_Task instructions:_
Look for the string "page" in the lines and copy each line that has it.

[Dataset rows]
----
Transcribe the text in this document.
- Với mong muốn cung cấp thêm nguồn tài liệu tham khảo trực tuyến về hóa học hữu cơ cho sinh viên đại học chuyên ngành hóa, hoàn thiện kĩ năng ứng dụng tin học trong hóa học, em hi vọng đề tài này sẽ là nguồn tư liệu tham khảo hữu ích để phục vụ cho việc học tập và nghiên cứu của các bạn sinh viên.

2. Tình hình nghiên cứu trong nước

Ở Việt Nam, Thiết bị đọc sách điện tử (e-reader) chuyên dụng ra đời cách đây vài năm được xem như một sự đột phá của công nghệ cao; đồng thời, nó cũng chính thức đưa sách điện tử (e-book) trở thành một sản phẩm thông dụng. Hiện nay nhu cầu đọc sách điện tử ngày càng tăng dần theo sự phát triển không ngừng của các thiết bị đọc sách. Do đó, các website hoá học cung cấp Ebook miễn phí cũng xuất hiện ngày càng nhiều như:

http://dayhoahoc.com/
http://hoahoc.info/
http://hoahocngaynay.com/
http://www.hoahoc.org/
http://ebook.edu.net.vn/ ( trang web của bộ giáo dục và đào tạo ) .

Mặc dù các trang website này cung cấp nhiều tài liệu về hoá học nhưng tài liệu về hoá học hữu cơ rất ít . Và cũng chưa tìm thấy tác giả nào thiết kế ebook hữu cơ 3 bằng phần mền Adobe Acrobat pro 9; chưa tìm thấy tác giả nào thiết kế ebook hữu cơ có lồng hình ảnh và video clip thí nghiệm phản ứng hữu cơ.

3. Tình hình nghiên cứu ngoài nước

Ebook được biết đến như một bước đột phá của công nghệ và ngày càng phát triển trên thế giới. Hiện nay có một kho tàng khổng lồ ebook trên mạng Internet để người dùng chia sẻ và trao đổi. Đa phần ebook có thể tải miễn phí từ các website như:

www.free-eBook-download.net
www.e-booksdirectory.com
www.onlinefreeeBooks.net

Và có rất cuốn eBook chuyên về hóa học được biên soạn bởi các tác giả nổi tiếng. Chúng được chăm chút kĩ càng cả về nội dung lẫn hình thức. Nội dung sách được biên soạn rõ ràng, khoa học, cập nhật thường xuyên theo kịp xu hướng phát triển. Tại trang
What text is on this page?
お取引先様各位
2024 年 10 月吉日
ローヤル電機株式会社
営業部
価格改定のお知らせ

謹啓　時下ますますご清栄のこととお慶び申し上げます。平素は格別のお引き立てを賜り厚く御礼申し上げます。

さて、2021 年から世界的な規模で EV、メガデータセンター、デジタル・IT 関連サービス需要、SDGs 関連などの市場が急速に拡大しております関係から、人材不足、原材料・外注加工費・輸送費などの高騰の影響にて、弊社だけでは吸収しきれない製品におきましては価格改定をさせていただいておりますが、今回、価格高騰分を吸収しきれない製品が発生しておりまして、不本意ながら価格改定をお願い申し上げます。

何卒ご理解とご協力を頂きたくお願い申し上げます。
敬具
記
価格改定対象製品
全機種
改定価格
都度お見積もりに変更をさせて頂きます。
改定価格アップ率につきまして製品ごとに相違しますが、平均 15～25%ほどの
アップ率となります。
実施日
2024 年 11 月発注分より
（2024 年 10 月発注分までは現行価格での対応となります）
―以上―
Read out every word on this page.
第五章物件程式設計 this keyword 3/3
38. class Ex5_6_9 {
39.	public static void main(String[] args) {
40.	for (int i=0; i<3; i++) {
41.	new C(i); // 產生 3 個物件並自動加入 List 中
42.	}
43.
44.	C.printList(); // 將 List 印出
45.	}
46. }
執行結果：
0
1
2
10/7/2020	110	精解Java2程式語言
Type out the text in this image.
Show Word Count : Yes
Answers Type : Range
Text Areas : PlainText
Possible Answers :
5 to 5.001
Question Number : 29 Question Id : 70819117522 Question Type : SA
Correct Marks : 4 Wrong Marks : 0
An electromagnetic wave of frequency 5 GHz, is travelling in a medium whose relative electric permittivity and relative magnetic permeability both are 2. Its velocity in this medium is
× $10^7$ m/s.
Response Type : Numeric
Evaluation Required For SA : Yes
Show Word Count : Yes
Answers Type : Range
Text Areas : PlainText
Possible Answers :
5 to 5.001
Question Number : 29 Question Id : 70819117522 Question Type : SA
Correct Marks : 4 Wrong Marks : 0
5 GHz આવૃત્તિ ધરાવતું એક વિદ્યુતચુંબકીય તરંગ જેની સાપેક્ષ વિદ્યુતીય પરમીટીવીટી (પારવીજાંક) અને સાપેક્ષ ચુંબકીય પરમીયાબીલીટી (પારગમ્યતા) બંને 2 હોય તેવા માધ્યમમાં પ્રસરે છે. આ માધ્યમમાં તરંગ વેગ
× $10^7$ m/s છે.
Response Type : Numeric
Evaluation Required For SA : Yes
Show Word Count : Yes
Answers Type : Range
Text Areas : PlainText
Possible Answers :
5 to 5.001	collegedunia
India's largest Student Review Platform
----
_Completed exercise:_
What text is on this page?
Read out every word on this page.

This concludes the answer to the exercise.